---------- GIVEN ENTRIES ----------
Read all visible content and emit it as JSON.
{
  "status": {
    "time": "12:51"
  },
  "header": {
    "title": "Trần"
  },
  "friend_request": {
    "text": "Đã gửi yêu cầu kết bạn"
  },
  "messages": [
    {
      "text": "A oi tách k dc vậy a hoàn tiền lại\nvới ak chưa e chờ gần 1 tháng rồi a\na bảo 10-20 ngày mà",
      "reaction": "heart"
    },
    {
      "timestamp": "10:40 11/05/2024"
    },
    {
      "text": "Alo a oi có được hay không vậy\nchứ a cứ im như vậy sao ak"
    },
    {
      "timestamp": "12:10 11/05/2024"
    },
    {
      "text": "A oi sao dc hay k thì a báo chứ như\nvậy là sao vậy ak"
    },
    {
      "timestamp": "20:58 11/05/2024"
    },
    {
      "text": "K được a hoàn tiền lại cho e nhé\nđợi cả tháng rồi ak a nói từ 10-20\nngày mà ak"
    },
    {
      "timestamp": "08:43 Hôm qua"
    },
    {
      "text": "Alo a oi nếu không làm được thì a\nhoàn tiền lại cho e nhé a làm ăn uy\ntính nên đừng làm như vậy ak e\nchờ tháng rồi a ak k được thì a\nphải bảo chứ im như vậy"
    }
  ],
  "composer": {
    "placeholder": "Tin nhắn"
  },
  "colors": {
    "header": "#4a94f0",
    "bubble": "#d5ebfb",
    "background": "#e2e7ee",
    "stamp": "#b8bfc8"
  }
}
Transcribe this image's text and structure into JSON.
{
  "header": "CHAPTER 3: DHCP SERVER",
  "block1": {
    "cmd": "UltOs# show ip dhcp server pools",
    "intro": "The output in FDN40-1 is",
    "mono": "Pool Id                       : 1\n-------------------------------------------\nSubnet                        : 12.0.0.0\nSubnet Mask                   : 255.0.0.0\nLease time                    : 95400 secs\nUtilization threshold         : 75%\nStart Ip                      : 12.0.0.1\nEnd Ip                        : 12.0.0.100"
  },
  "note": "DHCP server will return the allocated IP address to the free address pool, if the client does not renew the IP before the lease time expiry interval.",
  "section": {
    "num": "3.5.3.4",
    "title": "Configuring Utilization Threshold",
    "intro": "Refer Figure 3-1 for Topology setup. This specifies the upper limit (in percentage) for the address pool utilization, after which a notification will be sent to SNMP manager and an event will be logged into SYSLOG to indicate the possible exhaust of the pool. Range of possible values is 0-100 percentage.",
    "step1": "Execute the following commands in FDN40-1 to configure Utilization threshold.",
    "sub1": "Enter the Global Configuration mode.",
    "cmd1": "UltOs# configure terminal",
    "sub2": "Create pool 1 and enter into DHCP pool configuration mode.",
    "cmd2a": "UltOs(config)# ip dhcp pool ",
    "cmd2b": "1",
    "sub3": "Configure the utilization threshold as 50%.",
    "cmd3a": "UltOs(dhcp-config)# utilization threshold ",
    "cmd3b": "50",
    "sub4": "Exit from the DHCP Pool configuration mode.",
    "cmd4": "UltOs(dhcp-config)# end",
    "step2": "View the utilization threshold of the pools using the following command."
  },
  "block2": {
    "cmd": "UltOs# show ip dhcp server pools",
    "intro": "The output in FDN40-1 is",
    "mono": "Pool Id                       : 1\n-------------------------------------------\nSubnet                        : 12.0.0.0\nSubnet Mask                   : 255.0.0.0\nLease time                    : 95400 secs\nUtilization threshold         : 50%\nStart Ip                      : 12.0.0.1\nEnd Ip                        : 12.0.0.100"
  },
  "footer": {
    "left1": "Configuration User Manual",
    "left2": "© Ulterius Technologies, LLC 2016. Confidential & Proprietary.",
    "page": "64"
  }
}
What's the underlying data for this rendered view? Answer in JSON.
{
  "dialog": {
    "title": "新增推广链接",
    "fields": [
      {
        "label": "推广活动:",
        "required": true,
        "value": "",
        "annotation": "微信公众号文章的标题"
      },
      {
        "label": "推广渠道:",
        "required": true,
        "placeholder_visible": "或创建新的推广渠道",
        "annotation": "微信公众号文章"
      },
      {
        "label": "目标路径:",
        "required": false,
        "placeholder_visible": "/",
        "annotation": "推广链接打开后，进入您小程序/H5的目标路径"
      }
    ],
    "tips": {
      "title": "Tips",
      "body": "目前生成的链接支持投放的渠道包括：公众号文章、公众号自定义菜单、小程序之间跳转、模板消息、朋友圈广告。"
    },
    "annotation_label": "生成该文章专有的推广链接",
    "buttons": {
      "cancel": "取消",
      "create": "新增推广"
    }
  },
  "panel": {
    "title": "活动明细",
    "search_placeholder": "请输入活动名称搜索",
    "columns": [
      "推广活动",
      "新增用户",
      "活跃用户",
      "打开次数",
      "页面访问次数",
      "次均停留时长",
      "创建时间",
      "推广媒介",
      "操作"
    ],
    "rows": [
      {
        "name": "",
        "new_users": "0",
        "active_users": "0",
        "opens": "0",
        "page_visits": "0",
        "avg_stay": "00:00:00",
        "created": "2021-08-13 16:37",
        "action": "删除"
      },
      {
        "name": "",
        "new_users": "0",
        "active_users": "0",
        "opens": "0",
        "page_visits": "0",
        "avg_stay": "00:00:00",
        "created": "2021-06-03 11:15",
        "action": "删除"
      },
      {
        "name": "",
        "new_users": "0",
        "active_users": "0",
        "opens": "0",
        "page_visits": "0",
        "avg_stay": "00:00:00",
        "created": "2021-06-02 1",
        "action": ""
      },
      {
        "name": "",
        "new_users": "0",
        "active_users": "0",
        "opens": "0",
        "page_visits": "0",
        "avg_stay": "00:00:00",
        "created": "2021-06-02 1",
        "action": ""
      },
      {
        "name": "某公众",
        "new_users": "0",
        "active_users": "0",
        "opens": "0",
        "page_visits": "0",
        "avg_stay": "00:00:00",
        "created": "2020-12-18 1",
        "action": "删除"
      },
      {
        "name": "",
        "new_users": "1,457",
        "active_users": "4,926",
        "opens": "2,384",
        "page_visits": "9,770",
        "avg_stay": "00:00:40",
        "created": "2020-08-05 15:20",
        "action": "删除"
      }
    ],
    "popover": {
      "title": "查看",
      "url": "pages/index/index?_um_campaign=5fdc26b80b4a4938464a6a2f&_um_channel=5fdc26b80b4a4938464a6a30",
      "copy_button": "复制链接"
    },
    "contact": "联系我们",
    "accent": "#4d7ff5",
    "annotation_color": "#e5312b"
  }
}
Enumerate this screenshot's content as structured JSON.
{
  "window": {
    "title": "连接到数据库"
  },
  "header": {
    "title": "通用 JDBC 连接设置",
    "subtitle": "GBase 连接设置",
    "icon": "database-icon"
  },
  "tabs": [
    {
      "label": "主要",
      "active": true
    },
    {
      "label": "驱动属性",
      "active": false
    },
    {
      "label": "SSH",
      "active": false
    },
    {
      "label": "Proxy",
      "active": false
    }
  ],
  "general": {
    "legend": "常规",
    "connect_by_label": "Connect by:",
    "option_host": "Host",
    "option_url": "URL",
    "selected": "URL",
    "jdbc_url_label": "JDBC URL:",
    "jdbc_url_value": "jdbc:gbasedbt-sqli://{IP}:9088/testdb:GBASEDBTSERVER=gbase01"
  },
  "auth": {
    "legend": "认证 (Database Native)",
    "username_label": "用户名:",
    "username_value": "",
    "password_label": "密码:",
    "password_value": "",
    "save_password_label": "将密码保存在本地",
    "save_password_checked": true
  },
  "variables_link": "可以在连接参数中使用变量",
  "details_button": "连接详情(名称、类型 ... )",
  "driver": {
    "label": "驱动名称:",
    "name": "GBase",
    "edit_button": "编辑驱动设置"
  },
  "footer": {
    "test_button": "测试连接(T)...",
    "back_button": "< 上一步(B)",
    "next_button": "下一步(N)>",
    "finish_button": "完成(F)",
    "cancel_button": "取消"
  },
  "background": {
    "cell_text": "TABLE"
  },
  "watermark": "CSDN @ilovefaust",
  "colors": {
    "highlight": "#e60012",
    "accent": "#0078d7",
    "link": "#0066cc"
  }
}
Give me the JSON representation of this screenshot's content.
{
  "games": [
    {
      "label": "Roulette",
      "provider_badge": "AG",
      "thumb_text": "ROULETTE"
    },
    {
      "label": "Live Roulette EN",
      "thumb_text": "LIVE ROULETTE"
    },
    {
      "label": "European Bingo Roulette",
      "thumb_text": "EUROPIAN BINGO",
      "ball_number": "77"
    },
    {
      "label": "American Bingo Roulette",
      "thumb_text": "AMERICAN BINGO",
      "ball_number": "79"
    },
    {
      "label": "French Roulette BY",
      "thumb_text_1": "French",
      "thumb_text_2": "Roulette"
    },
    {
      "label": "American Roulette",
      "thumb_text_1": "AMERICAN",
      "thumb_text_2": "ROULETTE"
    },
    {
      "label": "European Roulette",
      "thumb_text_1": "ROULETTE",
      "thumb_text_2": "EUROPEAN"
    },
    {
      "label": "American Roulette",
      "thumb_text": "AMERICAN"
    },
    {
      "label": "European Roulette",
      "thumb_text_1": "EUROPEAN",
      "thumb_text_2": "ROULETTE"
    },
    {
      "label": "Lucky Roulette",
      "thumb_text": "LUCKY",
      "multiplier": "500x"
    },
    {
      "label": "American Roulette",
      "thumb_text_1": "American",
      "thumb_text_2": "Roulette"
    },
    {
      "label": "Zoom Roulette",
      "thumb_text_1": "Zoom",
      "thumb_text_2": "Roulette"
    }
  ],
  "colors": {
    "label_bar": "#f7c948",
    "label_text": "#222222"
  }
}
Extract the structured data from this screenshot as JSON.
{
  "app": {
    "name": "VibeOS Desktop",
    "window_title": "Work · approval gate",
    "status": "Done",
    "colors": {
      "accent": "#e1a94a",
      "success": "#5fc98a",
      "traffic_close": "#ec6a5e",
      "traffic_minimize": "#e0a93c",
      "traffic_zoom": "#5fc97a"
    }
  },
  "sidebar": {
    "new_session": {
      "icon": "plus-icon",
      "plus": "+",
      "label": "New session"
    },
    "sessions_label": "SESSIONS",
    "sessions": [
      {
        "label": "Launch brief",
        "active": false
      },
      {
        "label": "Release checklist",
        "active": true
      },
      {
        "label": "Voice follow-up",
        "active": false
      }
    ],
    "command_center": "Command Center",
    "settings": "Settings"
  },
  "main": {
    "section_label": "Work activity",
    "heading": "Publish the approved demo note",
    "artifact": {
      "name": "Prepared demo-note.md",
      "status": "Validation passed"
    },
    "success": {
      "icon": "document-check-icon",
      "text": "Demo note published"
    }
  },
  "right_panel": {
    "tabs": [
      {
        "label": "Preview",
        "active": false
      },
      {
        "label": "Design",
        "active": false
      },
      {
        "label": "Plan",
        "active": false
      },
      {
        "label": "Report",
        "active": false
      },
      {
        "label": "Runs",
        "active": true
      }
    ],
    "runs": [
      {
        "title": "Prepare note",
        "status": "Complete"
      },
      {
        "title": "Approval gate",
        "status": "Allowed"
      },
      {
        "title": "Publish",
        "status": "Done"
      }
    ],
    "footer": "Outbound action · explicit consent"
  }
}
----------
▶ **WHAT YOU HAVE TO DO**
Pick out, from the lines above, every one that contains the string "accent".

▶ **FINISHED ANSWER**
    "accent": "#4d7ff5",
    "accent": "#0078d7",
      "accent": "#e1a94a",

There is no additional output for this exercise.